● Brief
Reproduce each line of the material exactly, minus any picture.
----- Exercise input
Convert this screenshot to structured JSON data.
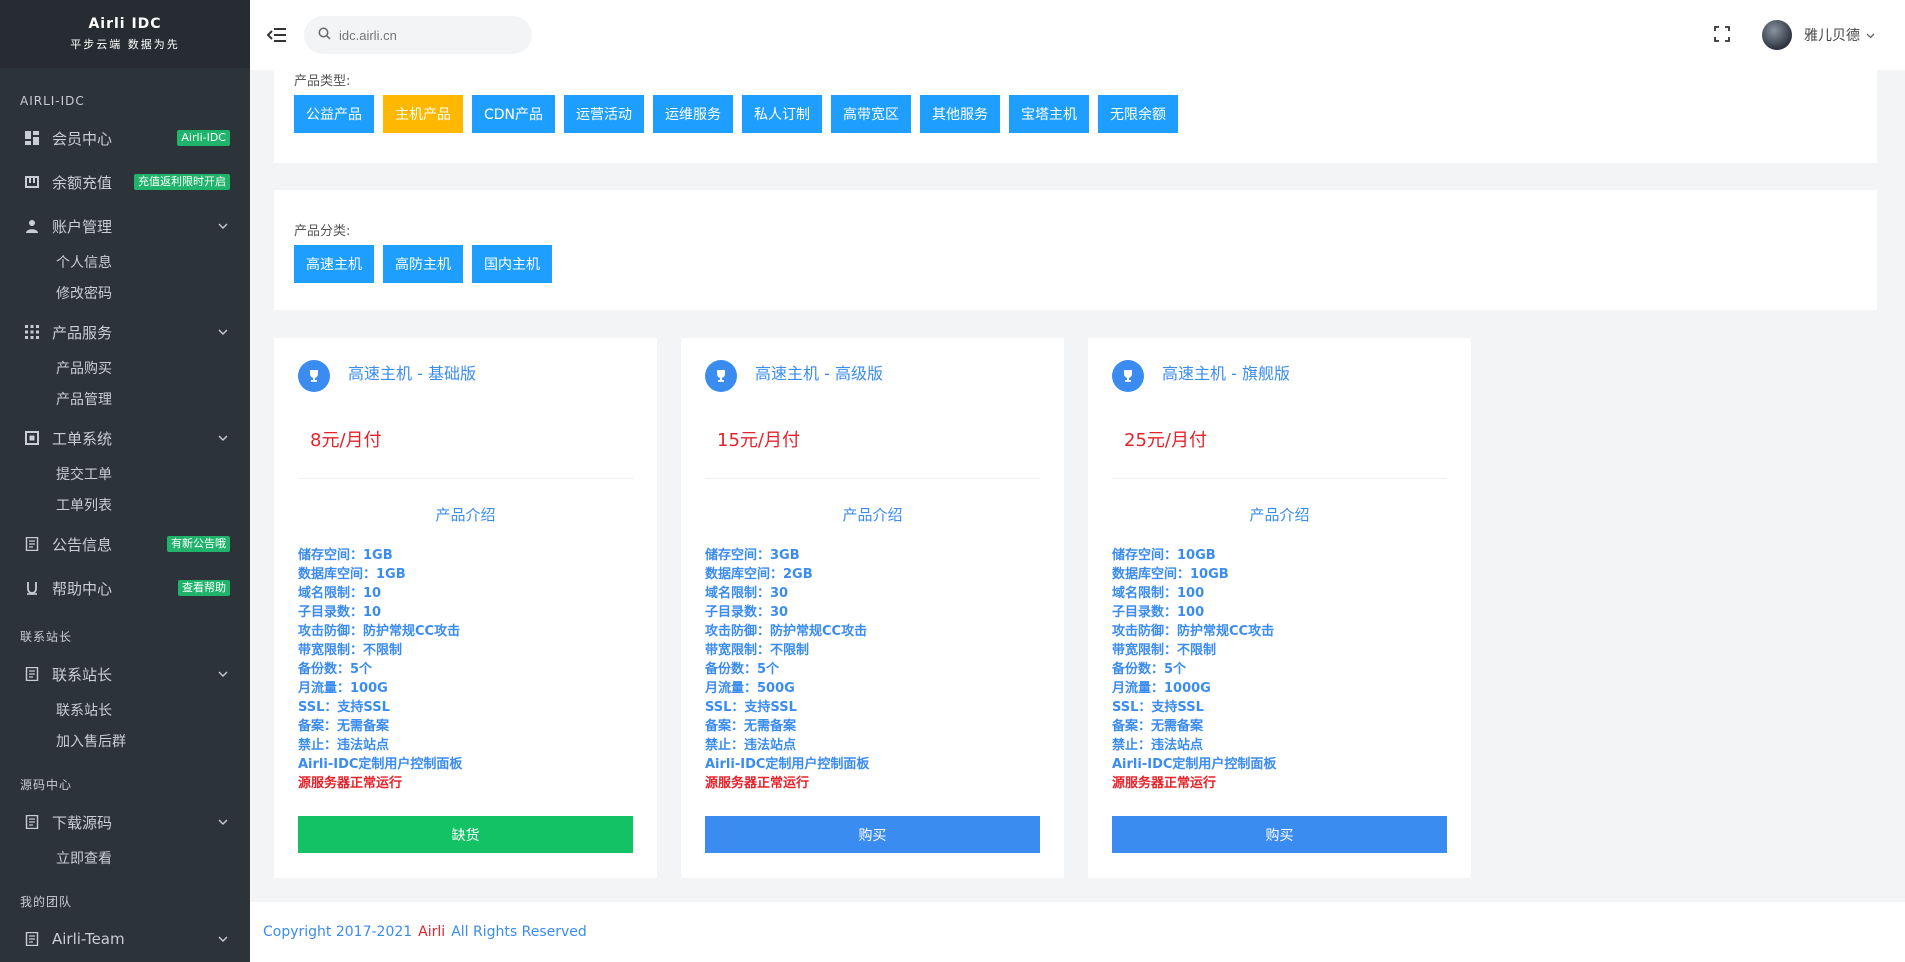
{
  "sidebar": {
    "brand_line1": "Airli IDC",
    "brand_line2": "平步云端 数据为先",
    "sections": [
      {
        "title": "AIRLI-IDC"
      },
      {
        "title": "联系站长"
      },
      {
        "title": "源码中心"
      },
      {
        "title": "我的团队"
      }
    ],
    "items": [
      {
        "label": "会员中心",
        "badge": "Airli-IDC",
        "icon": "dashboard-icon"
      },
      {
        "label": "余额充值",
        "badge": "充值返利限时开启",
        "icon": "wallet-icon"
      },
      {
        "label": "账户管理",
        "icon": "user-icon",
        "subs": [
          "个人信息",
          "修改密码"
        ]
      },
      {
        "label": "产品服务",
        "icon": "grid-icon",
        "subs": [
          "产品购买",
          "产品管理"
        ]
      },
      {
        "label": "工单系统",
        "icon": "ticket-icon",
        "subs": [
          "提交工单",
          "工单列表"
        ]
      },
      {
        "label": "公告信息",
        "badge": "有新公告哦",
        "icon": "notice-icon"
      },
      {
        "label": "帮助中心",
        "badge": "查看帮助",
        "icon": "help-icon"
      },
      {
        "label": "联系站长",
        "icon": "document-icon",
        "subs": [
          "联系站长",
          "加入售后群"
        ]
      },
      {
        "label": "下载源码",
        "icon": "document-icon",
        "subs": [
          "立即查看"
        ]
      },
      {
        "label": "Airli-Team",
        "icon": "document-icon"
      }
    ]
  },
  "topbar": {
    "search_placeholder": "idc.airli.cn",
    "username": "雅儿贝德"
  },
  "product_types": {
    "label": "产品类型:",
    "buttons": [
      "公益产品",
      "主机产品",
      "CDN产品",
      "运营活动",
      "运维服务",
      "私人订制",
      "高带宽区",
      "其他服务",
      "宝塔主机",
      "无限余额"
    ],
    "active_index": 1
  },
  "product_categories": {
    "label": "产品分类:",
    "buttons": [
      "高速主机",
      "高防主机",
      "国内主机"
    ]
  },
  "cards": [
    {
      "title": "高速主机 - 基础版",
      "price": "8元/月付",
      "intro": "产品介绍",
      "specs": [
        "储存空间：1GB",
        "数据库空间：1GB",
        "域名限制：10",
        "子目录数：10",
        "攻击防御：防护常规CC攻击",
        "带宽限制：不限制",
        "备份数：5个",
        "月流量：100G",
        "SSL：支持SSL",
        "备案：无需备案",
        "禁止：违法站点",
        "Airli-IDC定制用户控制面板"
      ],
      "status": "源服务器正常运行",
      "button": "缺货",
      "button_color": "#12c265"
    },
    {
      "title": "高速主机 - 高级版",
      "price": "15元/月付",
      "intro": "产品介绍",
      "specs": [
        "储存空间：3GB",
        "数据库空间：2GB",
        "域名限制：30",
        "子目录数：30",
        "攻击防御：防护常规CC攻击",
        "带宽限制：不限制",
        "备份数：5个",
        "月流量：500G",
        "SSL：支持SSL",
        "备案：无需备案",
        "禁止：违法站点",
        "Airli-IDC定制用户控制面板"
      ],
      "status": "源服务器正常运行",
      "button": "购买",
      "button_color": "#3b8cf0"
    },
    {
      "title": "高速主机 - 旗舰版",
      "price": "25元/月付",
      "intro": "产品介绍",
      "specs": [
        "储存空间：10GB",
        "数据库空间：10GB",
        "域名限制：100",
        "子目录数：100",
        "攻击防御：防护常规CC攻击",
        "带宽限制：不限制",
        "备份数：5个",
        "月流量：1000G",
        "SSL：支持SSL",
        "备案：无需备案",
        "禁止：违法站点",
        "Airli-IDC定制用户控制面板"
      ],
      "status": "源服务器正常运行",
      "button": "购买",
      "button_color": "#3b8cf0"
    }
  ],
  "footer": {
    "prefix": "Copyright 2017-2021",
    "brand": "Airli",
    "suffix": "All Rights Reserved"
  }
}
----------
● Task solution
Convert this screenshot to structured JSON data.
{
  "sidebar": {
    "brand_line1": "Airli IDC",
    "brand_line2": "平步云端 数据为先",
    "sections": [
      {
        "title": "AIRLI-IDC"
      },
      {
        "title": "联系站长"
      },
      {
        "title": "源码中心"
      },
      {
        "title": "我的团队"
      }
    ],
    "items": [
      {
        "label": "会员中心",
        "badge": "Airli-IDC",
        "icon": "dashboard-icon"
      },
      {
        "label": "余额充值",
        "badge": "充值返利限时开启",
        "icon": "wallet-icon"
      },
      {
        "label": "账户管理",
        "icon": "user-icon",
        "subs": [
          "个人信息",
          "修改密码"
        ]
      },
      {
        "label": "产品服务",
        "icon": "grid-icon",
        "subs": [
          "产品购买",
          "产品管理"
        ]
      },
      {
        "label": "工单系统",
        "icon": "ticket-icon",
        "subs": [
          "提交工单",
          "工单列表"
        ]
      },
      {
        "label": "公告信息",
        "badge": "有新公告哦",
        "icon": "notice-icon"
      },
      {
        "label": "帮助中心",
        "badge": "查看帮助",
        "icon": "help-icon"
      },
      {
        "label": "联系站长",
        "icon": "document-icon",
        "subs": [
          "联系站长",
          "加入售后群"
        ]
      },
      {
        "label": "下载源码",
        "icon": "document-icon",
        "subs": [
          "立即查看"
        ]
      },
      {
        "label": "Airli-Team",
        "icon": "document-icon"
      }
    ]
  },
  "topbar": {
    "search_placeholder": "idc.airli.cn",
    "username": "雅儿贝德"
  },
  "product_types": {
    "label": "产品类型:",
    "buttons": [
      "公益产品",
      "主机产品",
      "CDN产品",
      "运营活动",
      "运维服务",
      "私人订制",
      "高带宽区",
      "其他服务",
      "宝塔主机",
      "无限余额"
    ],
    "active_index": 1
  },
  "product_categories": {
    "label": "产品分类:",
    "buttons": [
      "高速主机",
      "高防主机",
      "国内主机"
    ]
  },
  "cards": [
    {
      "title": "高速主机 - 基础版",
      "price": "8元/月付",
      "intro": "产品介绍",
      "specs": [
        "储存空间：1GB",
        "数据库空间：1GB",
        "域名限制：10",
        "子目录数：10",
        "攻击防御：防护常规CC攻击",
        "带宽限制：不限制",
        "备份数：5个",
        "月流量：100G",
        "SSL：支持SSL",
        "备案：无需备案",
        "禁止：违法站点",
        "Airli-IDC定制用户控制面板"
      ],
      "status": "源服务器正常运行",
      "button": "缺货",
      "button_color": "#12c265"
    },
    {
      "title": "高速主机 - 高级版",
      "price": "15元/月付",
      "intro": "产品介绍",
      "specs": [
        "储存空间：3GB",
        "数据库空间：2GB",
        "域名限制：30",
        "子目录数：30",
        "攻击防御：防护常规CC攻击",
        "带宽限制：不限制",
        "备份数：5个",
        "月流量：500G",
        "SSL：支持SSL",
        "备案：无需备案",
        "禁止：违法站点",
        "Airli-IDC定制用户控制面板"
      ],
      "status": "源服务器正常运行",
      "button": "购买",
      "button_color": "#3b8cf0"
    },
    {
      "title": "高速主机 - 旗舰版",
      "price": "25元/月付",
      "intro": "产品介绍",
      "specs": [
        "储存空间：10GB",
        "数据库空间：10GB",
        "域名限制：100",
        "子目录数：100",
        "攻击防御：防护常规CC攻击",
        "带宽限制：不限制",
        "备份数：5个",
        "月流量：1000G",
        "SSL：支持SSL",
        "备案：无需备案",
        "禁止：违法站点",
        "Airli-IDC定制用户控制面板"
      ],
      "status": "源服务器正常运行",
      "button": "购买",
      "button_color": "#3b8cf0"
    }
  ],
  "footer": {
    "prefix": "Copyright 2017-2021",
    "brand": "Airli",
    "suffix": "All Rights Reserved"
  }
}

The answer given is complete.